* **Challenge**
Read through the records below and copy each line that uses the word "investigación".

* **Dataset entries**
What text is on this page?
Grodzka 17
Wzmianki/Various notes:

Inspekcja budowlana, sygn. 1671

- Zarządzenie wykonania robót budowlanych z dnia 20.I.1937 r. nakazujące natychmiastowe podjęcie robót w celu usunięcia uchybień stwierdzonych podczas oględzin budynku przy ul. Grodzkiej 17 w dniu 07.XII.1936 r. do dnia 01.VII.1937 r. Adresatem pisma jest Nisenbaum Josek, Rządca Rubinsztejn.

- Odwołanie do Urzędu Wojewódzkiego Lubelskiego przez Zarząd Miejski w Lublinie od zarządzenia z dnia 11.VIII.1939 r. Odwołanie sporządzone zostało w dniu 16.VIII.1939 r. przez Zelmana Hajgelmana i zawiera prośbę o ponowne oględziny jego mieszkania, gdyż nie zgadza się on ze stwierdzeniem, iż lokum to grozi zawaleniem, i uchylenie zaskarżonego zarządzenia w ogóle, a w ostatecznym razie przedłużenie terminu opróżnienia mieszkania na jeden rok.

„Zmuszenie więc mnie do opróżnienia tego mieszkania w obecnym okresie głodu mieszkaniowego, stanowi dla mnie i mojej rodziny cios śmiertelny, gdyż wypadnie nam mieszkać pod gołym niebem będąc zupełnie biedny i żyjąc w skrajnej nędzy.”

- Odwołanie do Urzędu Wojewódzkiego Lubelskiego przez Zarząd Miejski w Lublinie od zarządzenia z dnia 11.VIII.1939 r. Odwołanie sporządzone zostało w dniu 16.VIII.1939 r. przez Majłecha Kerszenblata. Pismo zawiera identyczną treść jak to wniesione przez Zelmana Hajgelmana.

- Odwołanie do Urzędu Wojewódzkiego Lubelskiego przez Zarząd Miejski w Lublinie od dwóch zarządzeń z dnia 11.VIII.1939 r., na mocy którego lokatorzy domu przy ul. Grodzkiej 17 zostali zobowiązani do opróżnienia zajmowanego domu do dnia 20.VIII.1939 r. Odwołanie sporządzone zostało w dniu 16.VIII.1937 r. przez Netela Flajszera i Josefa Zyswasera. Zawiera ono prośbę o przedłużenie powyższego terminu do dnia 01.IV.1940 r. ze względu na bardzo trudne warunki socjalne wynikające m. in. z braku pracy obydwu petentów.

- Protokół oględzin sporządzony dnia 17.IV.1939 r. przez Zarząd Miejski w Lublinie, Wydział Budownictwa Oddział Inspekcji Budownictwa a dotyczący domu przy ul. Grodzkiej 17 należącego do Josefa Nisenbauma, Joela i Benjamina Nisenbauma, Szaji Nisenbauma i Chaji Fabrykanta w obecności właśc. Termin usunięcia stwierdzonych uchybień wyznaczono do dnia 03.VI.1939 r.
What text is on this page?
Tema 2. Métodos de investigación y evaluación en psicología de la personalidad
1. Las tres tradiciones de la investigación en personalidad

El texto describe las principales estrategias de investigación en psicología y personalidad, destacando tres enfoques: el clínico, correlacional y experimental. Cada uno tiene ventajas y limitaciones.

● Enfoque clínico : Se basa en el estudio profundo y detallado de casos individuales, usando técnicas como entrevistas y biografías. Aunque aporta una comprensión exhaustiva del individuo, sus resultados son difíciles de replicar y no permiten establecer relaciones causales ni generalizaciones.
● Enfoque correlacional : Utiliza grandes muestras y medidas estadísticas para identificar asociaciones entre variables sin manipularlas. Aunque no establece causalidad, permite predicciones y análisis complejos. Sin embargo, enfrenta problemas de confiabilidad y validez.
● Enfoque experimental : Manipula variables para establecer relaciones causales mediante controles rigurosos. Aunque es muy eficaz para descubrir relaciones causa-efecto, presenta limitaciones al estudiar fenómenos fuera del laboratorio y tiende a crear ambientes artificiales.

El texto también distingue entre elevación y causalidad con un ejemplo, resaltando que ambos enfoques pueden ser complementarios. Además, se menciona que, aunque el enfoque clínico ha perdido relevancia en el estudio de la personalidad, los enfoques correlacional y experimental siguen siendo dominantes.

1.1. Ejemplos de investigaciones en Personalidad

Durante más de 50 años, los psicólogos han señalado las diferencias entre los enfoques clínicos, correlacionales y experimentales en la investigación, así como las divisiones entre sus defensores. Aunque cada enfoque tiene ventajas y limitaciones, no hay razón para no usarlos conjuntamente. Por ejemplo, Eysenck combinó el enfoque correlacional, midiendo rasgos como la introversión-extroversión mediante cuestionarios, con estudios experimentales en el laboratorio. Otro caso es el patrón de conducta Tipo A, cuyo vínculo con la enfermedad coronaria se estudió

* **Finished answer**
Tema 2. Métodos de investigación y evaluación en psicología de la personalidad
1. Las tres tradiciones de la investigación en personalidad
El texto describe las principales estrategias de investigación en psicología y personalidad, destacando tres enfoques: el clínico, correlacional y experimental. Cada uno tiene ventajas y limitaciones.
Durante más de 50 años, los psicólogos han señalado las diferencias entre los enfoques clínicos, correlacionales y experimentales en la investigación, así como las divisiones entre sus defensores. Aunque cada enfoque tiene ventajas y limitaciones, no hay razón para no usarlos conjuntamente. Por ejemplo, Eysenck combinó el enfoque correlacional, midiendo rasgos como la introversión-extroversión mediante cuestionarios, con estudios experimentales en el laboratorio. Otro caso es el patrón de conducta Tipo A, cuyo vínculo con la enfermedad coronaria se estudió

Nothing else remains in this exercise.